START Materials provided

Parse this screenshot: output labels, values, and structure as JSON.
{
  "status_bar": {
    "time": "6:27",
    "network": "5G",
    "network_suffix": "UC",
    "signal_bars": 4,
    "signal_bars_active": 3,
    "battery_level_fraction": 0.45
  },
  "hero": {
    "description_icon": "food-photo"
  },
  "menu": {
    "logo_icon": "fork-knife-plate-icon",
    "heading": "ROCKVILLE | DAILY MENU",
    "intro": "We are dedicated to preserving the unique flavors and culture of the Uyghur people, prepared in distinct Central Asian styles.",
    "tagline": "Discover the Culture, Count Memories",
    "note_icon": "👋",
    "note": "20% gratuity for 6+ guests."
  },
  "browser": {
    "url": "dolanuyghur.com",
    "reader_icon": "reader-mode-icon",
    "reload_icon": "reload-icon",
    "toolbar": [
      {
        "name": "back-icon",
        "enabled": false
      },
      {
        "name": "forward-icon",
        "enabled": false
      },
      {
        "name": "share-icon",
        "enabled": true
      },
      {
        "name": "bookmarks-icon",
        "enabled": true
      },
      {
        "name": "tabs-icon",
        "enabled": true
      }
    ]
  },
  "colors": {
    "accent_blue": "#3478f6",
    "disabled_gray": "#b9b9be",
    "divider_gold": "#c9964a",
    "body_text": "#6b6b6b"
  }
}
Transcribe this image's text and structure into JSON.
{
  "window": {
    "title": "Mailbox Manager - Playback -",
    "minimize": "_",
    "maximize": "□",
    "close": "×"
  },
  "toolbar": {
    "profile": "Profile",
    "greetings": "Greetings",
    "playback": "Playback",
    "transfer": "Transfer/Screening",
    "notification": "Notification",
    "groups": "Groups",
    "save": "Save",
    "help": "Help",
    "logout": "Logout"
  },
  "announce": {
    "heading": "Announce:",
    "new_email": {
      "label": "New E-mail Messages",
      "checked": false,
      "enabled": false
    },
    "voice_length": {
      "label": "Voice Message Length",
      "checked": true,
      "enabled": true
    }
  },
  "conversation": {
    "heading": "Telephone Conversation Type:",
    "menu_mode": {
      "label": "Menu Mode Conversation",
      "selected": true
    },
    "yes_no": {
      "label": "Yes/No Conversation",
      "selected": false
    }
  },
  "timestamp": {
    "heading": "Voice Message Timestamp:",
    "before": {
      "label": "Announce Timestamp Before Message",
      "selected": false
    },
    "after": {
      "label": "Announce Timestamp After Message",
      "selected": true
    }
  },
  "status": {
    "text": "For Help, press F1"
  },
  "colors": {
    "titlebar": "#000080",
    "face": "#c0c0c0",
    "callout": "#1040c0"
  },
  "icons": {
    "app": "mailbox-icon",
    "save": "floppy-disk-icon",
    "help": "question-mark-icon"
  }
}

END Materials provided

— Description of the task —
Write out every line of the records exactly.

— Finished task —
Parse this screenshot: output labels, values, and structure as JSON.
{
  "status_bar": {
    "time": "6:27",
    "network": "5G",
    "network_suffix": "UC",
    "signal_bars": 4,
    "signal_bars_active": 3,
    "battery_level_fraction": 0.45
  },
  "hero": {
    "description_icon": "food-photo"
  },
  "menu": {
    "logo_icon": "fork-knife-plate-icon",
    "heading": "ROCKVILLE | DAILY MENU",
    "intro": "We are dedicated to preserving the unique flavors and culture of the Uyghur people, prepared in distinct Central Asian styles.",
    "tagline": "Discover the Culture, Count Memories",
    "note_icon": "👋",
    "note": "20% gratuity for 6+ guests."
  },
  "browser": {
    "url": "dolanuyghur.com",
    "reader_icon": "reader-mode-icon",
    "reload_icon": "reload-icon",
    "toolbar": [
      {
        "name": "back-icon",
        "enabled": false
      },
      {
        "name": "forward-icon",
        "enabled": false
      },
      {
        "name": "share-icon",
        "enabled": true
      },
      {
        "name": "bookmarks-icon",
        "enabled": true
      },
      {
        "name": "tabs-icon",
        "enabled": true
      }
    ]
  },
  "colors": {
    "accent_blue": "#3478f6",
    "disabled_gray": "#b9b9be",
    "divider_gold": "#c9964a",
    "body_text": "#6b6b6b"
  }
}
Transcribe this image's text and structure into JSON.
{
  "window": {
    "title": "Mailbox Manager - Playback -",
    "minimize": "_",
    "maximize": "□",
    "close": "×"
  },
  "toolbar": {
    "profile": "Profile",
    "greetings": "Greetings",
    "playback": "Playback",
    "transfer": "Transfer/Screening",
    "notification": "Notification",
    "groups": "Groups",
    "save": "Save",
    "help": "Help",
    "logout": "Logout"
  },
  "announce": {
    "heading": "Announce:",
    "new_email": {
      "label": "New E-mail Messages",
      "checked": false,
      "enabled": false
    },
    "voice_length": {
      "label": "Voice Message Length",
      "checked": true,
      "enabled": true
    }
  },
  "conversation": {
    "heading": "Telephone Conversation Type:",
    "menu_mode": {
      "label": "Menu Mode Conversation",
      "selected": true
    },
    "yes_no": {
      "label": "Yes/No Conversation",
      "selected": false
    }
  },
  "timestamp": {
    "heading": "Voice Message Timestamp:",
    "before": {
      "label": "Announce Timestamp Before Message",
      "selected": false
    },
    "after": {
      "label": "Announce Timestamp After Message",
      "selected": true
    }
  },
  "status": {
    "text": "For Help, press F1"
  },
  "colors": {
    "titlebar": "#000080",
    "face": "#c0c0c0",
    "callout": "#1040c0"
  },
  "icons": {
    "app": "mailbox-icon",
    "save": "floppy-disk-icon",
    "help": "question-mark-icon"
  }
}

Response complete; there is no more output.